How would you say "However, beyond about that level, you begin to plateau." from the language-learning text below in Spanish?

Given text:
★ ★ ★ ★ ★ ★ ★

Data-driven foreign-language learning: by the numbers

This is the story of a foreign language data mashup, and how thinking about study-time as an asset with returns can make your language-learning more efficient---in theory.

I am not a linguist, a computational linguist, or a language teacher, but I travel internationally a fair amount and have had reason to half-study a few languages.  In the course of that, I've compared many different approaches and methods as an interested learner.  I've found that with simple audio tapes (like the FSI or Pimsleur) and 6 months of self-study, it's possible for a native English speaker to get to B1 or B2 conversational level in a European language---which isn't much: you can then order coffee and comment on newspaper headlines with some ease.  It takes diligence, but is doable.  However, beyond about that level, you begin to plateau.  At that point, you've learned the grammar, you've mastered the common words, you are confident that you can get around.  Before this, every single word, every single grammatical structure had comparatively large "returns" in the sense that each additional word or rudimentary grammar element came up all the time, and improved remarkably your ability to understand.

★ ★ ★ ★ ★ ★ ★

Excerpted data:
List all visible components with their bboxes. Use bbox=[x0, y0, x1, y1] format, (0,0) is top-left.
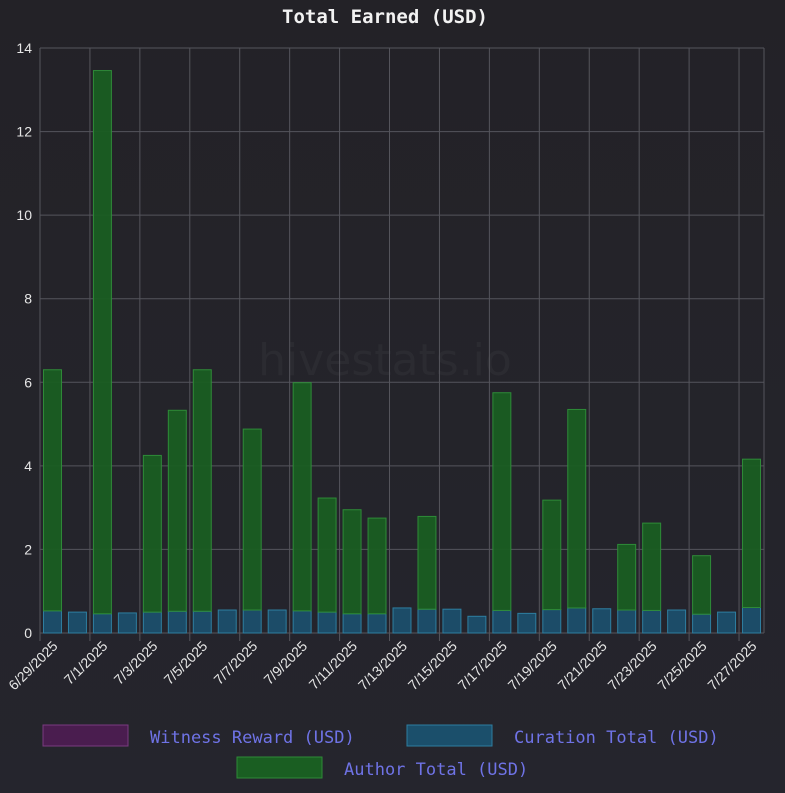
legend-swatch bbox=[406, 724, 493, 747]
author-total-bar[interactable] bbox=[742, 458, 762, 609]
x-tick-label: 7/19/2025 bbox=[505, 638, 561, 694]
x-tick-label: 6/29/2025 bbox=[5, 638, 61, 694]
author-total-bar[interactable] bbox=[492, 392, 512, 611]
x-tick-label: 7/25/2025 bbox=[654, 638, 710, 694]
legend-label: Witness Reward (USD) bbox=[150, 728, 355, 748]
y-tick-label: 2 bbox=[24, 541, 32, 557]
author-total-bar[interactable] bbox=[242, 428, 262, 611]
author-total-bar[interactable] bbox=[692, 555, 712, 615]
author-total-bar[interactable] bbox=[342, 509, 362, 615]
author-total-bar[interactable] bbox=[417, 515, 437, 610]
x-tick-label: 7/23/2025 bbox=[604, 638, 660, 694]
x-tick-label: 7/17/2025 bbox=[455, 638, 511, 694]
curation-total-bar[interactable] bbox=[517, 612, 537, 634]
curation-total-bar[interactable] bbox=[267, 609, 287, 634]
legend-swatch bbox=[236, 756, 323, 779]
curation-total-bar[interactable] bbox=[717, 611, 737, 634]
y-tick-label: 4 bbox=[24, 458, 32, 474]
y-tick-label: 10 bbox=[16, 207, 32, 223]
curation-total-bar[interactable] bbox=[292, 610, 312, 634]
legend-witness-reward[interactable]: Witness Reward (USD) bbox=[42, 724, 355, 748]
y-axis: 0 2 4 6 8 10 12 14 bbox=[16, 40, 32, 641]
curation-total-bar[interactable] bbox=[217, 609, 237, 634]
curation-total-bar[interactable] bbox=[242, 609, 262, 634]
author-total-bar[interactable] bbox=[317, 497, 337, 613]
x-tick-label: 7/27/2025 bbox=[704, 638, 760, 694]
legend-label: Author Total (USD) bbox=[344, 760, 528, 780]
curation-total-bar[interactable] bbox=[67, 611, 87, 634]
author-total-bar[interactable] bbox=[42, 369, 62, 612]
x-tick-label: 7/7/2025 bbox=[210, 638, 260, 688]
curation-total-bar[interactable] bbox=[467, 615, 487, 634]
curation-total-bar[interactable] bbox=[592, 608, 612, 634]
grid bbox=[39, 47, 765, 641]
y-tick-label: 8 bbox=[24, 291, 32, 307]
author-total-bar[interactable] bbox=[542, 499, 562, 611]
x-tick-label: 7/21/2025 bbox=[554, 638, 610, 694]
author-total-bar[interactable] bbox=[167, 409, 187, 612]
curation-total-bar[interactable] bbox=[142, 611, 162, 634]
y-tick-label: 6 bbox=[24, 374, 32, 390]
curation-total-bar[interactable] bbox=[42, 610, 62, 634]
y-tick-label: 0 bbox=[24, 625, 32, 641]
curation-total-bar[interactable] bbox=[367, 613, 387, 634]
curation-total-bar[interactable] bbox=[642, 609, 662, 634]
curation-total-bar[interactable] bbox=[192, 610, 212, 634]
legend-label: Curation Total (USD) bbox=[514, 728, 719, 748]
x-tick-label: 7/5/2025 bbox=[161, 638, 211, 688]
x-tick-label: 7/3/2025 bbox=[111, 638, 161, 688]
curation-total-bar[interactable] bbox=[117, 612, 137, 634]
x-axis: 6/29/2025 7/1/2025 7/3/2025 7/5/2025 7/7/202… bbox=[5, 638, 760, 694]
author-total-bar[interactable] bbox=[567, 408, 587, 609]
curation-total-bar[interactable] bbox=[317, 611, 337, 634]
curation-total-bar[interactable] bbox=[542, 609, 562, 634]
x-tick-label: 7/1/2025 bbox=[61, 638, 111, 688]
legend-swatch bbox=[42, 724, 129, 747]
curation-total-bar[interactable] bbox=[392, 607, 412, 634]
bars bbox=[42, 70, 762, 634]
curation-total-bar[interactable] bbox=[167, 610, 187, 634]
x-tick-label: 7/13/2025 bbox=[355, 638, 411, 694]
watermark: hivestats.io bbox=[258, 335, 512, 386]
author-total-bar[interactable] bbox=[617, 543, 637, 611]
author-total-bar[interactable] bbox=[642, 522, 662, 611]
legend-author-total[interactable]: Author Total (USD) bbox=[236, 756, 528, 780]
curation-total-bar[interactable] bbox=[492, 609, 512, 634]
legend[interactable]: Witness Reward (USD) Curation Total (USD)… bbox=[42, 724, 719, 780]
x-tick-label: 7/15/2025 bbox=[405, 638, 461, 694]
author-total-bar[interactable] bbox=[142, 454, 162, 613]
x-tick-label: 7/11/2025 bbox=[306, 638, 361, 693]
curation-total-bar[interactable] bbox=[92, 613, 112, 634]
x-tick-label: 7/9/2025 bbox=[260, 638, 310, 688]
curation-total-bar[interactable] bbox=[442, 608, 462, 634]
author-total-bar[interactable] bbox=[367, 517, 387, 615]
curation-total-bar[interactable] bbox=[742, 607, 762, 634]
curation-total-bar[interactable] bbox=[417, 608, 437, 634]
author-total-bar[interactable] bbox=[92, 70, 112, 615]
y-tick-label: 12 bbox=[16, 124, 32, 140]
y-tick-label: 14 bbox=[16, 40, 32, 56]
author-total-bar[interactable] bbox=[192, 369, 212, 612]
curation-total-bar[interactable] bbox=[567, 607, 587, 634]
chart-title: Total Earned (USD) bbox=[282, 6, 488, 28]
curation-total-bar[interactable] bbox=[617, 609, 637, 634]
curation-total-bar[interactable] bbox=[342, 613, 362, 634]
curation-total-bar[interactable] bbox=[667, 609, 687, 634]
author-total-bar[interactable] bbox=[292, 382, 312, 612]
curation-total-bar[interactable] bbox=[692, 613, 712, 634]
legend-curation-total[interactable]: Curation Total (USD) bbox=[406, 724, 719, 748]
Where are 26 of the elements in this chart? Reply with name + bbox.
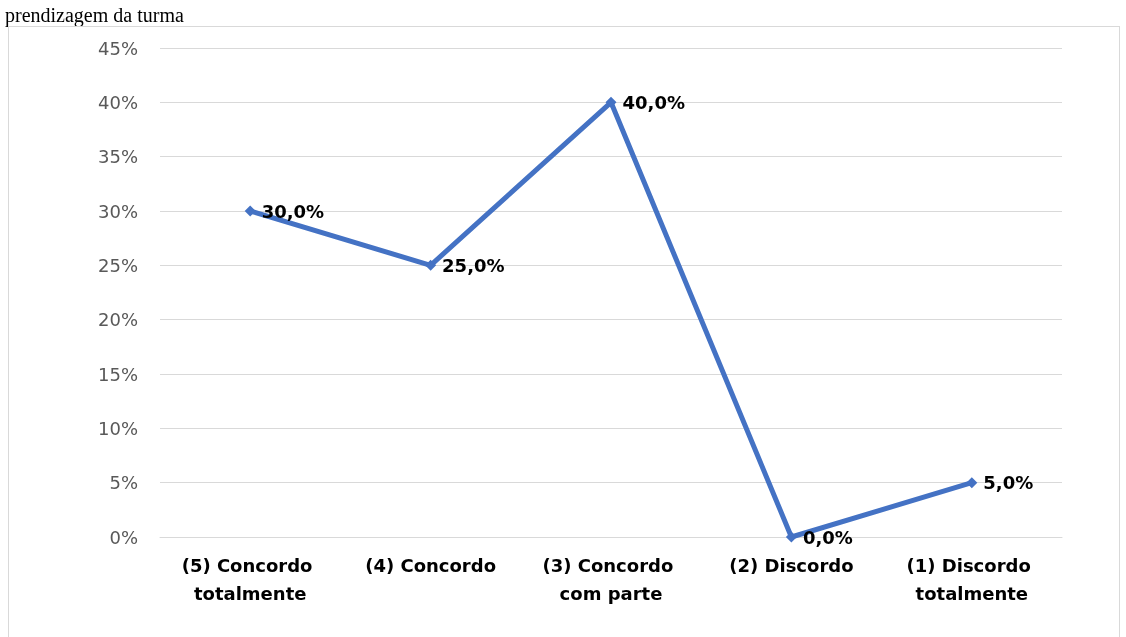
y-tick-label: 20% [97, 309, 138, 331]
y-tick-label: 5% [109, 472, 138, 494]
x-tick-label: (3) Concordo com parte [542, 554, 680, 604]
data-label: 5,0% [983, 472, 1034, 494]
y-tick-label: 40% [97, 91, 138, 113]
y-tick-label: 25% [97, 254, 138, 276]
point [425, 259, 437, 271]
data-label: 0,0% [802, 526, 853, 548]
point [605, 96, 617, 108]
point [244, 205, 256, 217]
chart-title: prendizagem da turma [5, 4, 184, 27]
y-tick-label: 15% [97, 363, 138, 385]
x-tick-label: (1) Discordo totalmente [906, 554, 1038, 604]
data-label: 30,0% [261, 200, 325, 222]
y-tick-label: 0% [109, 526, 138, 548]
y-tick-label: 35% [97, 146, 138, 168]
y-tick-label: 45% [97, 37, 138, 59]
point [785, 531, 797, 543]
x-tick-label: (4) Concordo [365, 554, 497, 576]
data-label: 25,0% [442, 254, 505, 276]
x-tick-label: (5) Concordo totalmente [181, 554, 319, 604]
data-label: 40,0% [622, 91, 685, 113]
point [966, 477, 978, 489]
y-tick-label: 30% [97, 200, 138, 222]
y-tick-label: 10% [97, 417, 138, 439]
x-tick-label: (2) Discordo [729, 554, 854, 576]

★ ★ ★ ★ ★ ★ ★

Output of the task:
Sin embargo, más allá de aproximadamente ese nivel, empiezas a estancarte.